__WORK TO DO__: Find each line containing the string "иных". Copy it.

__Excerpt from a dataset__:
####################
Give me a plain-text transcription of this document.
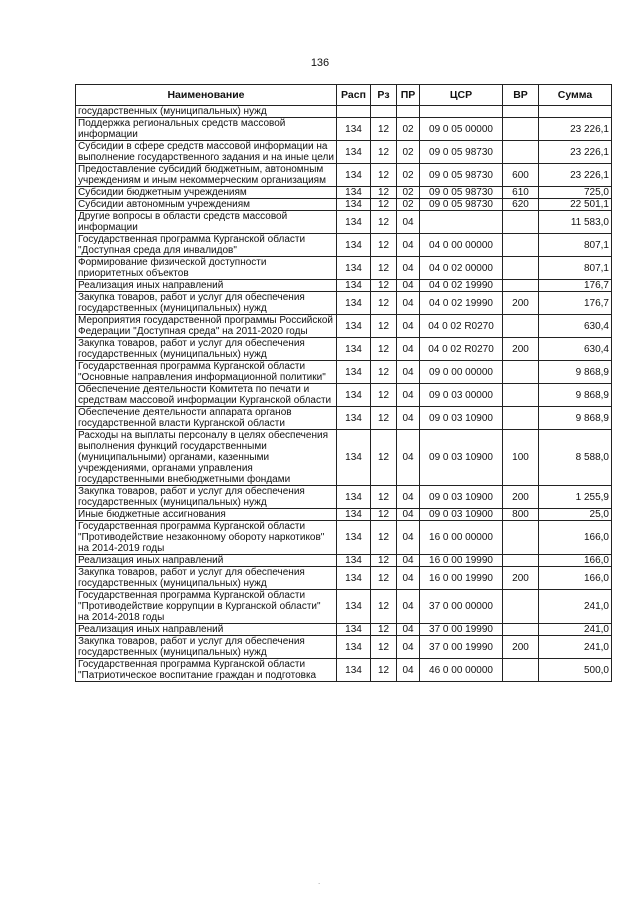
136
Наименование	Расп	Рз	ПР	ЦСР	ВР	Сумма
государственных (муниципальных) нужд						
Поддержка региональных средств массовой информации	134	12	02	09 0 05 00000		23 226,1
Субсидии в сфере средств массовой информации на выполнение государственного задания и на иные цели	134	12	02	09 0 05 98730		23 226,1
Предоставление субсидий бюджетным, автономным учреждениям и иным некоммерческим организациям	134	12	02	09 0 05 98730	600	23 226,1
Субсидии бюджетным учреждениям	134	12	02	09 0 05 98730	610	725,0
Субсидии автономным учреждениям	134	12	02	09 0 05 98730	620	22 501,1
Другие вопросы в области средств массовой информации	134	12	04			11 583,0
Государственная программа Курганской области "Доступная среда для инвалидов"	134	12	04	04 0 00 00000		807,1
Формирование физической доступности приоритетных объектов	134	12	04	04 0 02 00000		807,1
Реализация иных направлений	134	12	04	04 0 02 19990		176,7
Закупка товаров, работ и услуг для обеспечения государственных (муниципальных) нужд	134	12	04	04 0 02 19990	200	176,7
Мероприятия государственной программы Российской Федерации "Доступная среда" на 2011-2020 годы	134	12	04	04 0 02 R0270		630,4
Закупка товаров, работ и услуг для обеспечения государственных (муниципальных) нужд	134	12	04	04 0 02 R0270	200	630,4
Государственная программа Курганской области "Основные направления информационной политики"	134	12	04	09 0 00 00000		9 868,9
Обеспечение деятельности Комитета по печати и средствам массовой информации Курганской области	134	12	04	09 0 03 00000		9 868,9
Обеспечение деятельности аппарата органов государственной власти Курганской области	134	12	04	09 0 03 10900		9 868,9
Расходы на выплаты персоналу в целях обеспечения выполнения функций государственными (муниципальными) органами, казенными учреждениями, органами управления государственными внебюджетными фондами	134	12	04	09 0 03 10900	100	8 588,0
Закупка товаров, работ и услуг для обеспечения государственных (муниципальных) нужд	134	12	04	09 0 03 10900	200	1 255,9
Иные бюджетные ассигнования	134	12	04	09 0 03 10900	800	25,0
Государственная программа Курганской области "Противодействие незаконному обороту наркотиков" на 2014-2019 годы	134	12	04	16 0 00 00000		166,0
Реализация иных направлений	134	12	04	16 0 00 19990		166,0
Закупка товаров, работ и услуг для обеспечения государственных (муниципальных) нужд	134	12	04	16 0 00 19990	200	166,0
Государственная программа Курганской области "Противодействие коррупции в Курганской области" на 2014-2018 годы	134	12	04	37 0 00 00000		241,0
Реализация иных направлений	134	12	04	37 0 00 19990		241,0
Закупка товаров, работ и услуг для обеспечения государственных (муниципальных) нужд	134	12	04	37 0 00 19990	200	241,0
Государственная программа Курганской области "Патриотическое воспитание граждан и подготовка	134	12	04	46 0 00 00000		500,0
.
####################
__TASK ANSWER__:
Реализация иных направлений	134	12	04	04 0 02 19990		176,7
Реализация иных направлений	134	12	04	16 0 00 19990		166,0
Реализация иных направлений	134	12	04	37 0 00 19990		241,0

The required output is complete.